Prompt
The records underneath are to be repeated exactly, with the pictures left out.
* start Supplied data *
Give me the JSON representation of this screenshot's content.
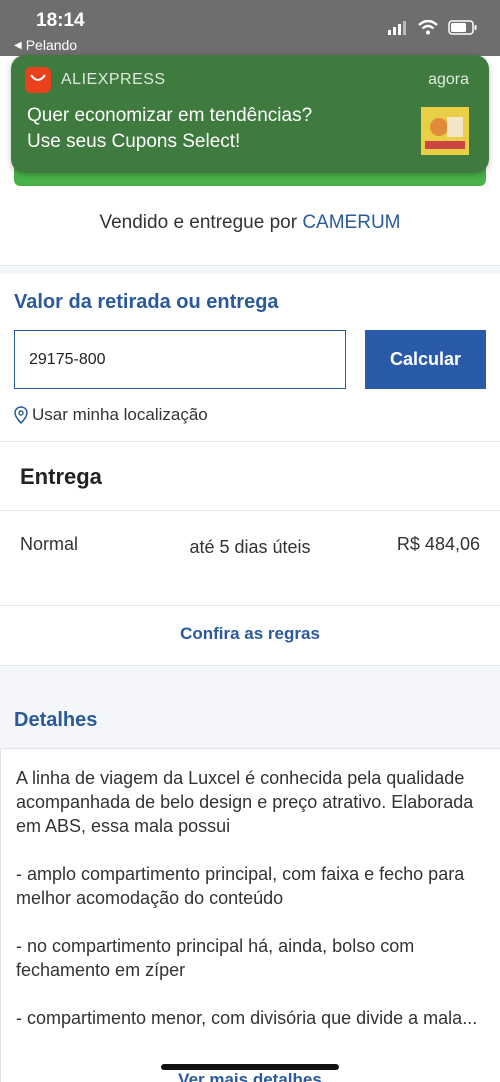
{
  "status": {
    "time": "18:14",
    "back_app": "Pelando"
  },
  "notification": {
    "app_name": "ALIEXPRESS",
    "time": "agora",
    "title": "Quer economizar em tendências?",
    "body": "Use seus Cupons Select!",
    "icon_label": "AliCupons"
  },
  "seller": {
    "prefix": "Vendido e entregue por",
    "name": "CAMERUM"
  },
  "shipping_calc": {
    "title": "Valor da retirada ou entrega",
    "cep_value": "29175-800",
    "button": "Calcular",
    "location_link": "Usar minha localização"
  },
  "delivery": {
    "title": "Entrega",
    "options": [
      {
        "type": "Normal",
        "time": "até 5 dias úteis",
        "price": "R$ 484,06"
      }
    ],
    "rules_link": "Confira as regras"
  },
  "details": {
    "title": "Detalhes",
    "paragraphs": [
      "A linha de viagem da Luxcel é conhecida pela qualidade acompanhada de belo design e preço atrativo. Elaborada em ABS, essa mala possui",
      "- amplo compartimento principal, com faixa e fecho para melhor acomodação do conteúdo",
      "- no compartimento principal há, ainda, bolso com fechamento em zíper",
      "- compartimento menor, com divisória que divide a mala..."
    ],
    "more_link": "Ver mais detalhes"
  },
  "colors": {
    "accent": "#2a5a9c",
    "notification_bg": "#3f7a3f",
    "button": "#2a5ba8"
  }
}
* end Supplied data *
Reply to the exercise
Give me the JSON representation of this screenshot's content.
{
  "status": {
    "time": "18:14",
    "back_app": "Pelando"
  },
  "notification": {
    "app_name": "ALIEXPRESS",
    "time": "agora",
    "title": "Quer economizar em tendências?",
    "body": "Use seus Cupons Select!",
    "icon_label": "AliCupons"
  },
  "seller": {
    "prefix": "Vendido e entregue por",
    "name": "CAMERUM"
  },
  "shipping_calc": {
    "title": "Valor da retirada ou entrega",
    "cep_value": "29175-800",
    "button": "Calcular",
    "location_link": "Usar minha localização"
  },
  "delivery": {
    "title": "Entrega",
    "options": [
      {
        "type": "Normal",
        "time": "até 5 dias úteis",
        "price": "R$ 484,06"
      }
    ],
    "rules_link": "Confira as regras"
  },
  "details": {
    "title": "Detalhes",
    "paragraphs": [
      "A linha de viagem da Luxcel é conhecida pela qualidade acompanhada de belo design e preço atrativo. Elaborada em ABS, essa mala possui",
      "- amplo compartimento principal, com faixa e fecho para melhor acomodação do conteúdo",
      "- no compartimento principal há, ainda, bolso com fechamento em zíper",
      "- compartimento menor, com divisória que divide a mala..."
    ],
    "more_link": "Ver mais detalhes"
  },
  "colors": {
    "accent": "#2a5a9c",
    "notification_bg": "#3f7a3f",
    "button": "#2a5ba8"
  }
}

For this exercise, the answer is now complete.